Task input –
○ ○ ○ ○

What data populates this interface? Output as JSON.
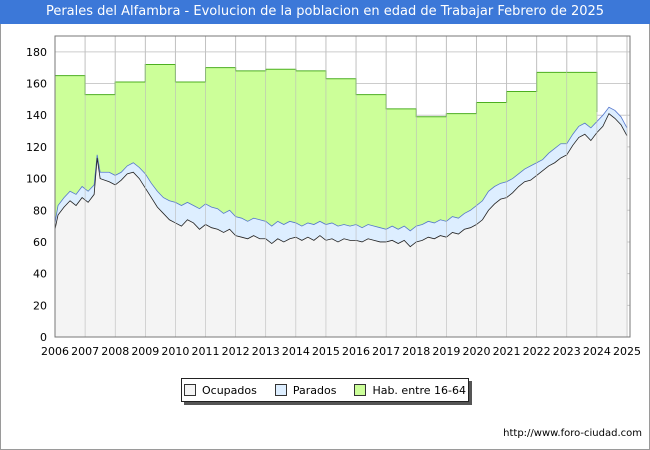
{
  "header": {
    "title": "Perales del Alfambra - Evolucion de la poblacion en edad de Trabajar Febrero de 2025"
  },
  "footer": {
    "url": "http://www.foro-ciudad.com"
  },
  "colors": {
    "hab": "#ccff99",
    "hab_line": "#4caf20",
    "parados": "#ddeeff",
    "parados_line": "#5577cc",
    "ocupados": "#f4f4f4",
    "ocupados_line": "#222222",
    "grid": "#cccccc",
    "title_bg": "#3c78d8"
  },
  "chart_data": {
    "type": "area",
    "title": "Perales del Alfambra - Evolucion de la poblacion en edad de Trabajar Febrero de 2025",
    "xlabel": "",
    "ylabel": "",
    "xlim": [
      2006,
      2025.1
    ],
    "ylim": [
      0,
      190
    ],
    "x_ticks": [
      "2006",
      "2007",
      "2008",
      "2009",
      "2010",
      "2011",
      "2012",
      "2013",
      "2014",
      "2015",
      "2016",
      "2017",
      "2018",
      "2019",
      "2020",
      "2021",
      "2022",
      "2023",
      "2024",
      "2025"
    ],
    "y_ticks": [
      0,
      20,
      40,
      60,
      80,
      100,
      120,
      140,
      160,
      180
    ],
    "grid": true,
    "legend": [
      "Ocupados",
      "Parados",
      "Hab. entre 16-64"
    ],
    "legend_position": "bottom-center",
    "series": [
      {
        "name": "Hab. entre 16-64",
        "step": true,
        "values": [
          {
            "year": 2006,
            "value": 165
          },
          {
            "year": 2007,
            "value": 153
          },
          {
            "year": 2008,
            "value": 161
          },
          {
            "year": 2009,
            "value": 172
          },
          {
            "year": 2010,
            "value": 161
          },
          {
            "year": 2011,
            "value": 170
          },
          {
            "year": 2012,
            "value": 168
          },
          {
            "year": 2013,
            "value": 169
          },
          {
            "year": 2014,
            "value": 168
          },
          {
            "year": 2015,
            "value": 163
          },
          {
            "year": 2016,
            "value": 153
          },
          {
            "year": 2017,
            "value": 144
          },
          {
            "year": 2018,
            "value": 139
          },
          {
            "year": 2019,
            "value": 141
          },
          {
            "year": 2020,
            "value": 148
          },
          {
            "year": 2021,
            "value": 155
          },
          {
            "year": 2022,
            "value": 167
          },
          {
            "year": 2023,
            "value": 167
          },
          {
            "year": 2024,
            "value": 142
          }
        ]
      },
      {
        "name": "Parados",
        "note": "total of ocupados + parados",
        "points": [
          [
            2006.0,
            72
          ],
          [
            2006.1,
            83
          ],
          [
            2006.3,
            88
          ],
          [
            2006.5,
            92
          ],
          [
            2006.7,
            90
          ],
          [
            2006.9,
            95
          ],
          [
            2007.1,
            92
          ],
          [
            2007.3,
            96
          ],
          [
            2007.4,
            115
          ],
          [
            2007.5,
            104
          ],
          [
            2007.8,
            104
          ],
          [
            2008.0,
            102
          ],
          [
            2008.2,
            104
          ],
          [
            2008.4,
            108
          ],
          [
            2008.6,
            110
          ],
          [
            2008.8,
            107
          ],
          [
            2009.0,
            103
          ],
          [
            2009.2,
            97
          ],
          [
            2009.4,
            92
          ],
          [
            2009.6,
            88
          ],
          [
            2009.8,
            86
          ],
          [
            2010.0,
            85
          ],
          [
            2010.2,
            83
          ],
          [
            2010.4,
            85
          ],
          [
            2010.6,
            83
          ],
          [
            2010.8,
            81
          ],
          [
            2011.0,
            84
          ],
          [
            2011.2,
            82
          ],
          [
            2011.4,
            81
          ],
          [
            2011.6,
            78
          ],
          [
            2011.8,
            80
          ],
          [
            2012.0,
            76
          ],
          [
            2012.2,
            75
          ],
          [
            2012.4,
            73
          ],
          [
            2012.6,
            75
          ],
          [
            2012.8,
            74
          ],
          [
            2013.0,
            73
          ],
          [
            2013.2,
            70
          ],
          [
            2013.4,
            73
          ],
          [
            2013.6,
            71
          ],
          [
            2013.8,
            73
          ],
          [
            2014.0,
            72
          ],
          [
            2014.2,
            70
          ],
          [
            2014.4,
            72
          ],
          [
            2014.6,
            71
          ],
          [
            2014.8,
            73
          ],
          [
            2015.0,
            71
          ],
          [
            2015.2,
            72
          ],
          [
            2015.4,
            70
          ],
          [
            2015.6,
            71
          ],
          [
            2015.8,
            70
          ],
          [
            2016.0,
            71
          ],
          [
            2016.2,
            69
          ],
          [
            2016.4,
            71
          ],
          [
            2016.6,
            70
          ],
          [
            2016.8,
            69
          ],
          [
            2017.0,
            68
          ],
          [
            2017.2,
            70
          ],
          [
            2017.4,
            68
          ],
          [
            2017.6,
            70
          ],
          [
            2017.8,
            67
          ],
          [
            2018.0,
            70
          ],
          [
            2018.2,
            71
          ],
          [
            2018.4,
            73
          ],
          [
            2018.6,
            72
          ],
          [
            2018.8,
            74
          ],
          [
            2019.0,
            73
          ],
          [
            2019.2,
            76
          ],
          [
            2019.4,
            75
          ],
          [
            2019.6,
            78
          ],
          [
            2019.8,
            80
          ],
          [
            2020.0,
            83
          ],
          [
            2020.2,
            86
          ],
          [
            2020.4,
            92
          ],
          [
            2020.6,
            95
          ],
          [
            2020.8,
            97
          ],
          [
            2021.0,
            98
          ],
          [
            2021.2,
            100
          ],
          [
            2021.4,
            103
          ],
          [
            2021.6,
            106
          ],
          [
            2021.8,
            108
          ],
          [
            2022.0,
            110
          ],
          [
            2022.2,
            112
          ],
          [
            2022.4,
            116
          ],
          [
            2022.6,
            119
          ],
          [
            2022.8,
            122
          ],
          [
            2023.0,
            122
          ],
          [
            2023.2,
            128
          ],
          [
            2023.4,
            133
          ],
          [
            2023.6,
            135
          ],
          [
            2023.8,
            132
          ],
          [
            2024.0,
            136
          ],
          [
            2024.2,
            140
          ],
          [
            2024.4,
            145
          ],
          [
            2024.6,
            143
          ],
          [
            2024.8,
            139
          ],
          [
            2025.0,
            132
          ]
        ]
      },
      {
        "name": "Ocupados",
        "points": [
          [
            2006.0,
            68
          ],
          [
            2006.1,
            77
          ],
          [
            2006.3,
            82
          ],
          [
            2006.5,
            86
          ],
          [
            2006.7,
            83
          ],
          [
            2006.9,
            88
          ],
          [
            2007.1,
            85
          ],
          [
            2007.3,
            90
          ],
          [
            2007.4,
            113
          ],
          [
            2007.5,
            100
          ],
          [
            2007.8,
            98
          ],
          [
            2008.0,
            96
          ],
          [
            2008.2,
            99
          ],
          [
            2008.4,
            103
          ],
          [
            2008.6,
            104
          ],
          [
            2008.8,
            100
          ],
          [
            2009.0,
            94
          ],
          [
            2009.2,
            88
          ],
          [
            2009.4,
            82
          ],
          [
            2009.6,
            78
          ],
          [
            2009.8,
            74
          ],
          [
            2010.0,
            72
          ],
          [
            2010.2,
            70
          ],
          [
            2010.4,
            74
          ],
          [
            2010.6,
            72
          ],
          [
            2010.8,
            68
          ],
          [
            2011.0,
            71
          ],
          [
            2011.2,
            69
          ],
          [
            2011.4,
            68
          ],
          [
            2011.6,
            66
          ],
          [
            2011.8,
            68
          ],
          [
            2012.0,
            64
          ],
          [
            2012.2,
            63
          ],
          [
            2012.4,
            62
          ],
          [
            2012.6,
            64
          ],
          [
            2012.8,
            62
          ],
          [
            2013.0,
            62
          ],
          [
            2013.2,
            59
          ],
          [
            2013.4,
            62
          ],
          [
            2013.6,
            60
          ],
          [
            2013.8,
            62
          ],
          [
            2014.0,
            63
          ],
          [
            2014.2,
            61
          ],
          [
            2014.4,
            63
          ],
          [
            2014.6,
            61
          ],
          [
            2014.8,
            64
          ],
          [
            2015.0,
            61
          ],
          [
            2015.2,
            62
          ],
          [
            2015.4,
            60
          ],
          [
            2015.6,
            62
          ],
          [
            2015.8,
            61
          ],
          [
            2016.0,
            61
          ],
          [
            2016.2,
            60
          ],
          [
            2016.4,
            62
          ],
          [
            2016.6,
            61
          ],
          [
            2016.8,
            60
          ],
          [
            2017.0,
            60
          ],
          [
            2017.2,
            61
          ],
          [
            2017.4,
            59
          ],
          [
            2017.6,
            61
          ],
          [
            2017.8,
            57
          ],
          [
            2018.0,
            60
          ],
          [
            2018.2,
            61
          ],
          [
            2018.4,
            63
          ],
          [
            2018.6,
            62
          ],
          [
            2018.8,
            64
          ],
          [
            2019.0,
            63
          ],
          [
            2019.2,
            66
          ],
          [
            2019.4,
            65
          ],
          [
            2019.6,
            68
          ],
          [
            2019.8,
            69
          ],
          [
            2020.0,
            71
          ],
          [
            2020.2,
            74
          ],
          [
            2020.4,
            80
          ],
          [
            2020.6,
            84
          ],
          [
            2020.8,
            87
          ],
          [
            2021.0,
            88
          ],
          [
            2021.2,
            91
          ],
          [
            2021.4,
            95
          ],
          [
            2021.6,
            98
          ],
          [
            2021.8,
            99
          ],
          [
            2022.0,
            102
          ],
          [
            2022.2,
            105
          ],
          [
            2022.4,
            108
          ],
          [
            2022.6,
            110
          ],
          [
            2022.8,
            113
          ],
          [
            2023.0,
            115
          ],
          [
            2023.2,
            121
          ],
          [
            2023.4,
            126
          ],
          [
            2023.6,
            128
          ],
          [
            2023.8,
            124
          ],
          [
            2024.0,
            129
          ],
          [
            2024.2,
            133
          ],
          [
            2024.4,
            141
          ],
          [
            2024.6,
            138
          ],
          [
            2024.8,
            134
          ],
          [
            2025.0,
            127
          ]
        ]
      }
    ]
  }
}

○ ○ ○ ○

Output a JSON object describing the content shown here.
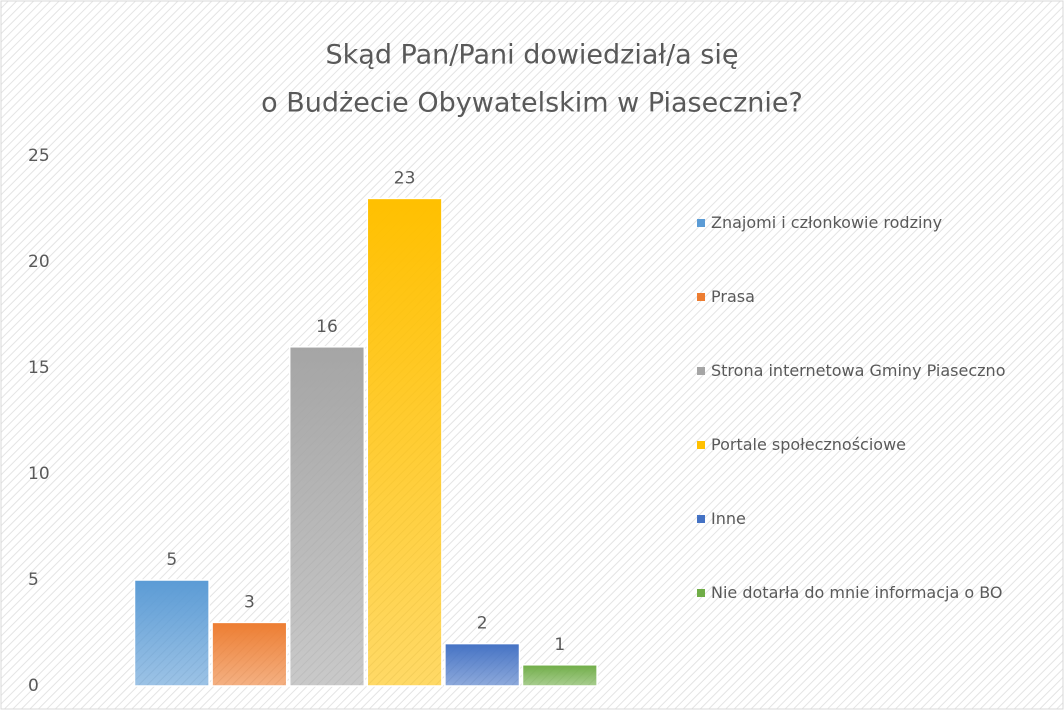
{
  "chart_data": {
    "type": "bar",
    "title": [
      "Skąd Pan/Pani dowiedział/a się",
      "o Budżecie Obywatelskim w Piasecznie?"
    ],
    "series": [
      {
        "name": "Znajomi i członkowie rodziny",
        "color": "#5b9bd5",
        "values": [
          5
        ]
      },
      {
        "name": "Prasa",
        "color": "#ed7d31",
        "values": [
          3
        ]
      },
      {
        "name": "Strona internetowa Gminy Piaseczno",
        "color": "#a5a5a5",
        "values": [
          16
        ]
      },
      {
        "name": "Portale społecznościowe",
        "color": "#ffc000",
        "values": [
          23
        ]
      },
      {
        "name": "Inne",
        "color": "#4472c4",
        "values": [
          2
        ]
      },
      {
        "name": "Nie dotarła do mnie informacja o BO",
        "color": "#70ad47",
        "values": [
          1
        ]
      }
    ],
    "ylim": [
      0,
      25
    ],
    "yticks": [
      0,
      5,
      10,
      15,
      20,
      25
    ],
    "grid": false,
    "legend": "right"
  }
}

○ ○ ○ ○

What count of lines in the listing contain the word "Evolucion"? Reply with the number only.

Exercise response –
2